### The problem
Output the records exactly. Include every line.

Extracted records
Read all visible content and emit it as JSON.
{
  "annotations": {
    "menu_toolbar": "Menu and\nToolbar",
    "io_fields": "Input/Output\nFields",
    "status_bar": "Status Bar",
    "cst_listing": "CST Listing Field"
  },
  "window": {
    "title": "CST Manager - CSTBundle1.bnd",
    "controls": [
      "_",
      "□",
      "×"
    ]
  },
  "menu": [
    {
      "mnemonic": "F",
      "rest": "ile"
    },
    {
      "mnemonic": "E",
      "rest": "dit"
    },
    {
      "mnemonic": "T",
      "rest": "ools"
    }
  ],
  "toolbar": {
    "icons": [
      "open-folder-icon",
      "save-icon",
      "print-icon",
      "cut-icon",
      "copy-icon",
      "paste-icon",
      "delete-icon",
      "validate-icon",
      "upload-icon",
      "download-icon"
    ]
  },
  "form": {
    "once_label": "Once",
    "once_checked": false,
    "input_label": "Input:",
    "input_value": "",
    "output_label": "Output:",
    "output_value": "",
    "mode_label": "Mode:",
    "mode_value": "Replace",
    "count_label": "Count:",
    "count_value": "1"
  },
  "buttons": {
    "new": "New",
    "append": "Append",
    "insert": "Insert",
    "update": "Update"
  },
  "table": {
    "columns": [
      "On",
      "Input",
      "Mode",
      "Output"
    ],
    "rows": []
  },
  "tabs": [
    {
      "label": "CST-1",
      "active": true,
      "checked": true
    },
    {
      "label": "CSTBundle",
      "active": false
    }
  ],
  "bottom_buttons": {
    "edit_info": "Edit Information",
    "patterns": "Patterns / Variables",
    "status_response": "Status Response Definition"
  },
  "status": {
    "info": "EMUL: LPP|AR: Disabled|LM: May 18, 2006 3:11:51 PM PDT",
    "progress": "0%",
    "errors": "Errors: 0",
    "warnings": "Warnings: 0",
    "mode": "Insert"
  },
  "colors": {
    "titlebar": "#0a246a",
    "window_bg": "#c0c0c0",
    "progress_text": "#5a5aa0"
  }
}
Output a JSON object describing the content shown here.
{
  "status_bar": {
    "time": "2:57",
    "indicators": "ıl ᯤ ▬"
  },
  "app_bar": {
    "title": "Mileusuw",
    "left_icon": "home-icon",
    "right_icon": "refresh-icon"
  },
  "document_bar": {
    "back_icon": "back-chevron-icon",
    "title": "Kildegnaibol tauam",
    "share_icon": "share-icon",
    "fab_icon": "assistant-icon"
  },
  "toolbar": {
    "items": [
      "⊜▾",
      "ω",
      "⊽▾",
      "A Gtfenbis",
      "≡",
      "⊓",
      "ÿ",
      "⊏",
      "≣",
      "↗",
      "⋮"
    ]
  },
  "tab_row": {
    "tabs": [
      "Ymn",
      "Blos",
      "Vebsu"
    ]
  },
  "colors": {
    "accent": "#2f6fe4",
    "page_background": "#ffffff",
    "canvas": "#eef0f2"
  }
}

### The output
Read all visible content and emit it as JSON.
{
  "annotations": {
    "menu_toolbar": "Menu and\nToolbar",
    "io_fields": "Input/Output\nFields",
    "status_bar": "Status Bar",
    "cst_listing": "CST Listing Field"
  },
  "window": {
    "title": "CST Manager - CSTBundle1.bnd",
    "controls": [
      "_",
      "□",
      "×"
    ]
  },
  "menu": [
    {
      "mnemonic": "F",
      "rest": "ile"
    },
    {
      "mnemonic": "E",
      "rest": "dit"
    },
    {
      "mnemonic": "T",
      "rest": "ools"
    }
  ],
  "toolbar": {
    "icons": [
      "open-folder-icon",
      "save-icon",
      "print-icon",
      "cut-icon",
      "copy-icon",
      "paste-icon",
      "delete-icon",
      "validate-icon",
      "upload-icon",
      "download-icon"
    ]
  },
  "form": {
    "once_label": "Once",
    "once_checked": false,
    "input_label": "Input:",
    "input_value": "",
    "output_label": "Output:",
    "output_value": "",
    "mode_label": "Mode:",
    "mode_value": "Replace",
    "count_label": "Count:",
    "count_value": "1"
  },
  "buttons": {
    "new": "New",
    "append": "Append",
    "insert": "Insert",
    "update": "Update"
  },
  "table": {
    "columns": [
      "On",
      "Input",
      "Mode",
      "Output"
    ],
    "rows": []
  },
  "tabs": [
    {
      "label": "CST-1",
      "active": true,
      "checked": true
    },
    {
      "label": "CSTBundle",
      "active": false
    }
  ],
  "bottom_buttons": {
    "edit_info": "Edit Information",
    "patterns": "Patterns / Variables",
    "status_response": "Status Response Definition"
  },
  "status": {
    "info": "EMUL: LPP|AR: Disabled|LM: May 18, 2006 3:11:51 PM PDT",
    "progress": "0%",
    "errors": "Errors: 0",
    "warnings": "Warnings: 0",
    "mode": "Insert"
  },
  "colors": {
    "titlebar": "#0a246a",
    "window_bg": "#c0c0c0",
    "progress_text": "#5a5aa0"
  }
}
Output a JSON object describing the content shown here.
{
  "status_bar": {
    "time": "2:57",
    "indicators": "ıl ᯤ ▬"
  },
  "app_bar": {
    "title": "Mileusuw",
    "left_icon": "home-icon",
    "right_icon": "refresh-icon"
  },
  "document_bar": {
    "back_icon": "back-chevron-icon",
    "title": "Kildegnaibol tauam",
    "share_icon": "share-icon",
    "fab_icon": "assistant-icon"
  },
  "toolbar": {
    "items": [
      "⊜▾",
      "ω",
      "⊽▾",
      "A Gtfenbis",
      "≡",
      "⊓",
      "ÿ",
      "⊏",
      "≣",
      "↗",
      "⋮"
    ]
  },
  "tab_row": {
    "tabs": [
      "Ymn",
      "Blos",
      "Vebsu"
    ]
  },
  "colors": {
    "accent": "#2f6fe4",
    "page_background": "#ffffff",
    "canvas": "#eef0f2"
  }
}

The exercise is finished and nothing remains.